— Extracted entries —
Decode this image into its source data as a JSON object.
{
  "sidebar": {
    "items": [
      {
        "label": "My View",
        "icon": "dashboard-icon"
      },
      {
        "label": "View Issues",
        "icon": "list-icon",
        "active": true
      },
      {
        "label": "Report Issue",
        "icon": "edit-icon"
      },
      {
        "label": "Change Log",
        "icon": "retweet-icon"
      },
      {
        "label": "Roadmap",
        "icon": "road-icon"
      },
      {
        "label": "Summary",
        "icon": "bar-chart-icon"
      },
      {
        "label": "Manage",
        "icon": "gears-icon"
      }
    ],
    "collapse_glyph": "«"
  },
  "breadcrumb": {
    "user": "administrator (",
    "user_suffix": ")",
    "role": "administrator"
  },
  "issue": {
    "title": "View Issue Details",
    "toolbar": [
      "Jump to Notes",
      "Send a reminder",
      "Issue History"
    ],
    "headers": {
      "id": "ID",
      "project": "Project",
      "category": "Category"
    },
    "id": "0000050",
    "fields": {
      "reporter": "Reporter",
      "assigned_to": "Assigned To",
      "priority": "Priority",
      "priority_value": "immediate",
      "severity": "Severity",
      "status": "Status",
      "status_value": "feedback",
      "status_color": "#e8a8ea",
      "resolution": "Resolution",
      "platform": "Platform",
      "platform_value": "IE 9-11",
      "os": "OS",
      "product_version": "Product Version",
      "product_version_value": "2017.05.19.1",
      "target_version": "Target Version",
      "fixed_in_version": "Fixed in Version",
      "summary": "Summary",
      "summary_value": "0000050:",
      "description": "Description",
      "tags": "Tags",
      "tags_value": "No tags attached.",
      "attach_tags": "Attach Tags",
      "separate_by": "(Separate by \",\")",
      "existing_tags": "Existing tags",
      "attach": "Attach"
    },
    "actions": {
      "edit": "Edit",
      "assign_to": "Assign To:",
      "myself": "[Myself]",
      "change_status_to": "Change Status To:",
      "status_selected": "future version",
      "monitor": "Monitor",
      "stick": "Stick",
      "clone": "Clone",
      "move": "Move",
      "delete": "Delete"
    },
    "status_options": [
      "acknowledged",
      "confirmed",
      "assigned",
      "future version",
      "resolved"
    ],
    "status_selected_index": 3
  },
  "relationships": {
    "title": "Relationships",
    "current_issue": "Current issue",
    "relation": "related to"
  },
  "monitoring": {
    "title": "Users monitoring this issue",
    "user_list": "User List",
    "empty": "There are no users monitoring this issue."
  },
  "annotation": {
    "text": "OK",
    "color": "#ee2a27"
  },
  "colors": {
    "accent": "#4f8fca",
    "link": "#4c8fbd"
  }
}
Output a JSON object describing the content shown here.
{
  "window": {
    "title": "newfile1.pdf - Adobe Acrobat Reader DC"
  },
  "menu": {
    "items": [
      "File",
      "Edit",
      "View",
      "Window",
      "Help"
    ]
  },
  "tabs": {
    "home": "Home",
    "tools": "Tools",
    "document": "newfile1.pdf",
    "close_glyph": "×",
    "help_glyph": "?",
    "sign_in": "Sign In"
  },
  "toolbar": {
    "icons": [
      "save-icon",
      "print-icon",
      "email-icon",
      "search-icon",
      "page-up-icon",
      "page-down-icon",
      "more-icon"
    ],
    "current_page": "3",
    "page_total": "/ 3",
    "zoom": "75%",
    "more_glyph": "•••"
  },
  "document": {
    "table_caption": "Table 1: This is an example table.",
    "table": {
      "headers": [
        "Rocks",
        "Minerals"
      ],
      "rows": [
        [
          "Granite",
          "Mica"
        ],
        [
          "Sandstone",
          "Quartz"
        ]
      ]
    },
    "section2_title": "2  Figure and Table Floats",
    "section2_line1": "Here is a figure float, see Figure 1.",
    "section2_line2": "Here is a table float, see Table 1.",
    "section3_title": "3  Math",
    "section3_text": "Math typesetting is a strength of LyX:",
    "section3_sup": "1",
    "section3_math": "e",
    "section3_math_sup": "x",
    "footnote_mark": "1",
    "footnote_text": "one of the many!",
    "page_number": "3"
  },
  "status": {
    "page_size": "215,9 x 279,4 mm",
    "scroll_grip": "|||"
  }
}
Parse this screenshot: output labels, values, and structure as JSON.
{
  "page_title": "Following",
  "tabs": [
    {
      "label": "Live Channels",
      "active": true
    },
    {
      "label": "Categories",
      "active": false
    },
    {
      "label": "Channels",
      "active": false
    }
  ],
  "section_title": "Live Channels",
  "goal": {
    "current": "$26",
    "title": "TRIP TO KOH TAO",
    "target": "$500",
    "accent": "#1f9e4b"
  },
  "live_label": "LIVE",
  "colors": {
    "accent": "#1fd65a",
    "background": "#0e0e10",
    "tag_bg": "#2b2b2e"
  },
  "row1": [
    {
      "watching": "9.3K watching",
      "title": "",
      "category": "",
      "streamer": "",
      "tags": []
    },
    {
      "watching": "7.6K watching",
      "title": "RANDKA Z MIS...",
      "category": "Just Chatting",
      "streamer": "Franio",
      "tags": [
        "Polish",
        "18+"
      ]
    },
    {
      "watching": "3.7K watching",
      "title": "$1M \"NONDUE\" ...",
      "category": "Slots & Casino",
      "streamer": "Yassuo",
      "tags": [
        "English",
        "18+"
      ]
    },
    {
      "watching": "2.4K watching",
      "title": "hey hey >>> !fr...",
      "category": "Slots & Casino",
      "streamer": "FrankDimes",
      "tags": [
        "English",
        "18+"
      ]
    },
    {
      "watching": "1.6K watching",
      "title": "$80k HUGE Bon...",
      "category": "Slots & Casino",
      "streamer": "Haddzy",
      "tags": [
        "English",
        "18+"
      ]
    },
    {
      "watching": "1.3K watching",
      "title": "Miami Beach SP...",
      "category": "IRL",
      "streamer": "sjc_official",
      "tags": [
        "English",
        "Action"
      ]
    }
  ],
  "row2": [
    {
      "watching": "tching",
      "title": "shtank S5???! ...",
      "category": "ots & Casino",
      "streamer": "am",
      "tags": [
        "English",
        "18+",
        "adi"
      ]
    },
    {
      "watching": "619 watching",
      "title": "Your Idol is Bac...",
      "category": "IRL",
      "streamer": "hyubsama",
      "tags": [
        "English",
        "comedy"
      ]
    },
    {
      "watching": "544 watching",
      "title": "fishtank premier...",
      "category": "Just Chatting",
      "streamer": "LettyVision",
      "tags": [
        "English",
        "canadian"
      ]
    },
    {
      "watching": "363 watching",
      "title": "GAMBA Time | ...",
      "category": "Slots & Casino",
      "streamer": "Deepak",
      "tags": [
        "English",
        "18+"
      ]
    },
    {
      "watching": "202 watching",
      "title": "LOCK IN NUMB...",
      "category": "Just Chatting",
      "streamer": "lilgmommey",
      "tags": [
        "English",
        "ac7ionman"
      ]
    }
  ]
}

— Stated goal —
Produce a verbatim transcription of the entries above.

— The completed task —
Decode this image into its source data as a JSON object.
{
  "sidebar": {
    "items": [
      {
        "label": "My View",
        "icon": "dashboard-icon"
      },
      {
        "label": "View Issues",
        "icon": "list-icon",
        "active": true
      },
      {
        "label": "Report Issue",
        "icon": "edit-icon"
      },
      {
        "label": "Change Log",
        "icon": "retweet-icon"
      },
      {
        "label": "Roadmap",
        "icon": "road-icon"
      },
      {
        "label": "Summary",
        "icon": "bar-chart-icon"
      },
      {
        "label": "Manage",
        "icon": "gears-icon"
      }
    ],
    "collapse_glyph": "«"
  },
  "breadcrumb": {
    "user": "administrator (",
    "user_suffix": ")",
    "role": "administrator"
  },
  "issue": {
    "title": "View Issue Details",
    "toolbar": [
      "Jump to Notes",
      "Send a reminder",
      "Issue History"
    ],
    "headers": {
      "id": "ID",
      "project": "Project",
      "category": "Category"
    },
    "id": "0000050",
    "fields": {
      "reporter": "Reporter",
      "assigned_to": "Assigned To",
      "priority": "Priority",
      "priority_value": "immediate",
      "severity": "Severity",
      "status": "Status",
      "status_value": "feedback",
      "status_color": "#e8a8ea",
      "resolution": "Resolution",
      "platform": "Platform",
      "platform_value": "IE 9-11",
      "os": "OS",
      "product_version": "Product Version",
      "product_version_value": "2017.05.19.1",
      "target_version": "Target Version",
      "fixed_in_version": "Fixed in Version",
      "summary": "Summary",
      "summary_value": "0000050:",
      "description": "Description",
      "tags": "Tags",
      "tags_value": "No tags attached.",
      "attach_tags": "Attach Tags",
      "separate_by": "(Separate by \",\")",
      "existing_tags": "Existing tags",
      "attach": "Attach"
    },
    "actions": {
      "edit": "Edit",
      "assign_to": "Assign To:",
      "myself": "[Myself]",
      "change_status_to": "Change Status To:",
      "status_selected": "future version",
      "monitor": "Monitor",
      "stick": "Stick",
      "clone": "Clone",
      "move": "Move",
      "delete": "Delete"
    },
    "status_options": [
      "acknowledged",
      "confirmed",
      "assigned",
      "future version",
      "resolved"
    ],
    "status_selected_index": 3
  },
  "relationships": {
    "title": "Relationships",
    "current_issue": "Current issue",
    "relation": "related to"
  },
  "monitoring": {
    "title": "Users monitoring this issue",
    "user_list": "User List",
    "empty": "There are no users monitoring this issue."
  },
  "annotation": {
    "text": "OK",
    "color": "#ee2a27"
  },
  "colors": {
    "accent": "#4f8fca",
    "link": "#4c8fbd"
  }
}
Output a JSON object describing the content shown here.
{
  "window": {
    "title": "newfile1.pdf - Adobe Acrobat Reader DC"
  },
  "menu": {
    "items": [
      "File",
      "Edit",
      "View",
      "Window",
      "Help"
    ]
  },
  "tabs": {
    "home": "Home",
    "tools": "Tools",
    "document": "newfile1.pdf",
    "close_glyph": "×",
    "help_glyph": "?",
    "sign_in": "Sign In"
  },
  "toolbar": {
    "icons": [
      "save-icon",
      "print-icon",
      "email-icon",
      "search-icon",
      "page-up-icon",
      "page-down-icon",
      "more-icon"
    ],
    "current_page": "3",
    "page_total": "/ 3",
    "zoom": "75%",
    "more_glyph": "•••"
  },
  "document": {
    "table_caption": "Table 1: This is an example table.",
    "table": {
      "headers": [
        "Rocks",
        "Minerals"
      ],
      "rows": [
        [
          "Granite",
          "Mica"
        ],
        [
          "Sandstone",
          "Quartz"
        ]
      ]
    },
    "section2_title": "2  Figure and Table Floats",
    "section2_line1": "Here is a figure float, see Figure 1.",
    "section2_line2": "Here is a table float, see Table 1.",
    "section3_title": "3  Math",
    "section3_text": "Math typesetting is a strength of LyX:",
    "section3_sup": "1",
    "section3_math": "e",
    "section3_math_sup": "x",
    "footnote_mark": "1",
    "footnote_text": "one of the many!",
    "page_number": "3"
  },
  "status": {
    "page_size": "215,9 x 279,4 mm",
    "scroll_grip": "|||"
  }
}
Parse this screenshot: output labels, values, and structure as JSON.
{
  "page_title": "Following",
  "tabs": [
    {
      "label": "Live Channels",
      "active": true
    },
    {
      "label": "Categories",
      "active": false
    },
    {
      "label": "Channels",
      "active": false
    }
  ],
  "section_title": "Live Channels",
  "goal": {
    "current": "$26",
    "title": "TRIP TO KOH TAO",
    "target": "$500",
    "accent": "#1f9e4b"
  },
  "live_label": "LIVE",
  "colors": {
    "accent": "#1fd65a",
    "background": "#0e0e10",
    "tag_bg": "#2b2b2e"
  },
  "row1": [
    {
      "watching": "9.3K watching",
      "title": "",
      "category": "",
      "streamer": "",
      "tags": []
    },
    {
      "watching": "7.6K watching",
      "title": "RANDKA Z MIS...",
      "category": "Just Chatting",
      "streamer": "Franio",
      "tags": [
        "Polish",
        "18+"
      ]
    },
    {
      "watching": "3.7K watching",
      "title": "$1M \"NONDUE\" ...",
      "category": "Slots & Casino",
      "streamer": "Yassuo",
      "tags": [
        "English",
        "18+"
      ]
    },
    {
      "watching": "2.4K watching",
      "title": "hey hey >>> !fr...",
      "category": "Slots & Casino",
      "streamer": "FrankDimes",
      "tags": [
        "English",
        "18+"
      ]
    },
    {
      "watching": "1.6K watching",
      "title": "$80k HUGE Bon...",
      "category": "Slots & Casino",
      "streamer": "Haddzy",
      "tags": [
        "English",
        "18+"
      ]
    },
    {
      "watching": "1.3K watching",
      "title": "Miami Beach SP...",
      "category": "IRL",
      "streamer": "sjc_official",
      "tags": [
        "English",
        "Action"
      ]
    }
  ],
  "row2": [
    {
      "watching": "tching",
      "title": "shtank S5???! ...",
      "category": "ots & Casino",
      "streamer": "am",
      "tags": [
        "English",
        "18+",
        "adi"
      ]
    },
    {
      "watching": "619 watching",
      "title": "Your Idol is Bac...",
      "category": "IRL",
      "streamer": "hyubsama",
      "tags": [
        "English",
        "comedy"
      ]
    },
    {
      "watching": "544 watching",
      "title": "fishtank premier...",
      "category": "Just Chatting",
      "streamer": "LettyVision",
      "tags": [
        "English",
        "canadian"
      ]
    },
    {
      "watching": "363 watching",
      "title": "GAMBA Time | ...",
      "category": "Slots & Casino",
      "streamer": "Deepak",
      "tags": [
        "English",
        "18+"
      ]
    },
    {
      "watching": "202 watching",
      "title": "LOCK IN NUMB...",
      "category": "Just Chatting",
      "streamer": "lilgmommey",
      "tags": [
        "English",
        "ac7ionman"
      ]
    }
  ]
}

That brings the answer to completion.